----- DATASET -----

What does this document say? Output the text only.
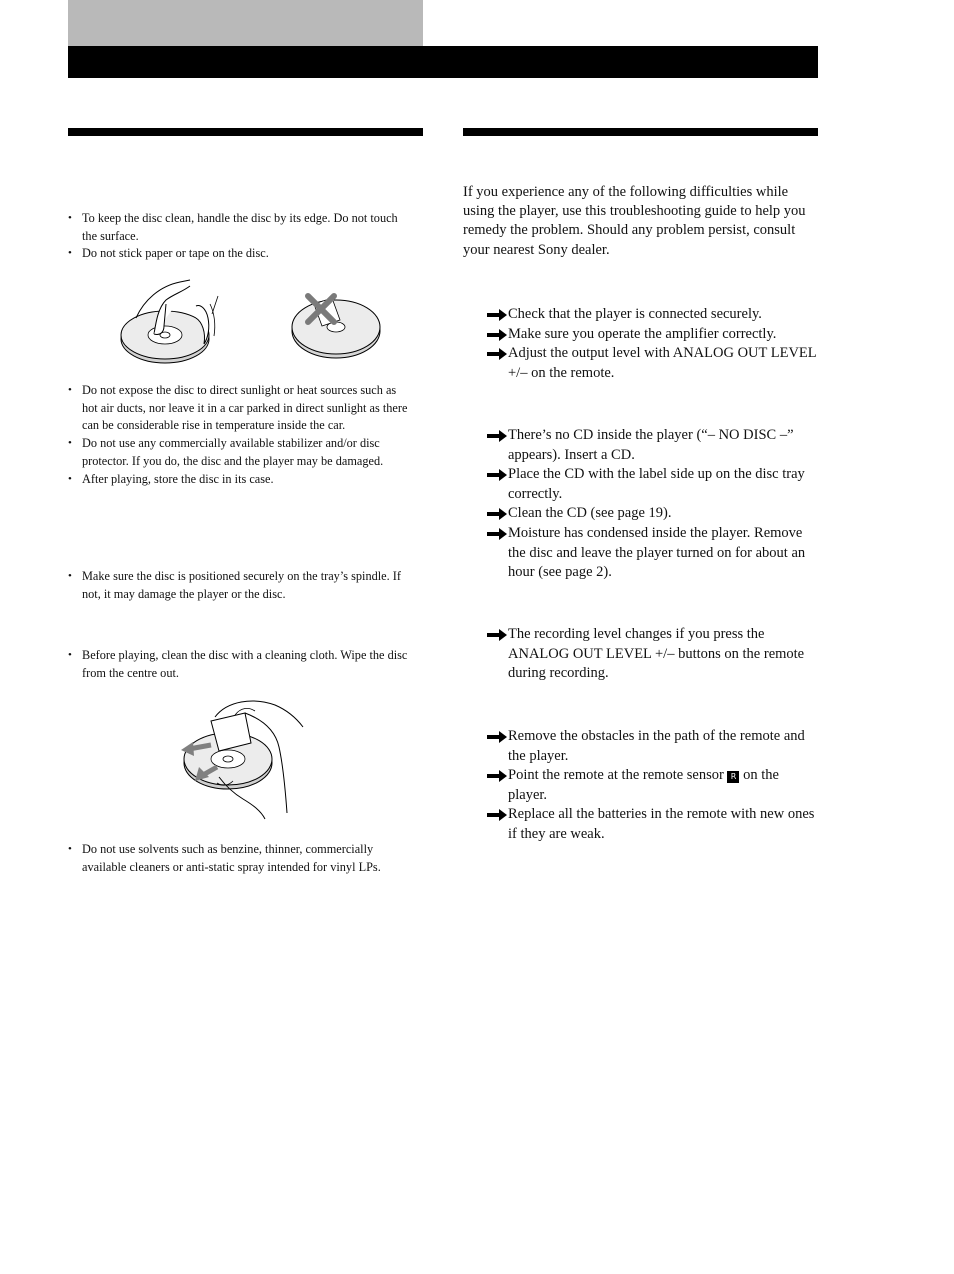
• To keep the disc clean, handle the disc by its edge. Do not touch the surface.
• Do not stick paper or tape on the disc.
• Do not expose the disc to direct sunlight or heat sources such as hot air ducts, nor leave it in a car parked in direct sunlight as there can be considerable rise in temperature inside the car.
• Do not use any commercially available stabilizer and/or disc protector. If you do, the disc and the player may be damaged.
• After playing, store the disc in its case.
• Make sure the disc is positioned securely on the tray’s spindle. If not, it may damage the player or the disc.
• Before playing, clean the disc with a cleaning cloth. Wipe the disc from the centre out.
• Do not use solvents such as benzine, thinner, commercially available cleaners or anti-static spray intended for vinyl LPs.
If you experience any of the following difficulties while using the player, use this troubleshooting guide to help you remedy the problem. Should any problem persist, consult your nearest Sony dealer.
Check that the player is connected securely.
Make sure you operate the amplifier correctly.
Adjust the output level with ANALOG OUT LEVEL +/– on the remote.
There’s no CD inside the player (“– NO DISC –” appears). Insert a CD.
Place the CD with the label side up on the disc tray correctly.
Clean the CD (see page 19).
Moisture has condensed inside the player. Remove the disc and leave the player turned on for about an hour (see page 2).
The recording level changes if you press the ANALOG OUT LEVEL +/– buttons on the remote during recording.
Remove the obstacles in the path of the remote and the player.
Point the remote at the remote sensor R on the player.
Replace all the batteries in the remote with new ones if they are weak.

-----

* **PROBLEM REQUIREMENTS**
Repeat the data above exactly, but not the pictures.

* **RESPONSE TO THIS EXERCISE**
What does this document say? Output the text only.
• To keep the disc clean, handle the disc by its edge. Do not touch the surface.
• Do not stick paper or tape on the disc.
• Do not expose the disc to direct sunlight or heat sources such as hot air ducts, nor leave it in a car parked in direct sunlight as there can be considerable rise in temperature inside the car.
• Do not use any commercially available stabilizer and/or disc protector. If you do, the disc and the player may be damaged.
• After playing, store the disc in its case.
• Make sure the disc is positioned securely on the tray’s spindle. If not, it may damage the player or the disc.
• Before playing, clean the disc with a cleaning cloth. Wipe the disc from the centre out.
• Do not use solvents such as benzine, thinner, commercially available cleaners or anti-static spray intended for vinyl LPs.
If you experience any of the following difficulties while using the player, use this troubleshooting guide to help you remedy the problem. Should any problem persist, consult your nearest Sony dealer.
Check that the player is connected securely.
Make sure you operate the amplifier correctly.
Adjust the output level with ANALOG OUT LEVEL +/– on the remote.
There’s no CD inside the player (“– NO DISC –” appears). Insert a CD.
Place the CD with the label side up on the disc tray correctly.
Clean the CD (see page 19).
Moisture has condensed inside the player. Remove the disc and leave the player turned on for about an hour (see page 2).
The recording level changes if you press the ANALOG OUT LEVEL +/– buttons on the remote during recording.
Remove the obstacles in the path of the remote and the player.
Point the remote at the remote sensor R on the player.
Replace all the batteries in the remote with new ones if they are weak.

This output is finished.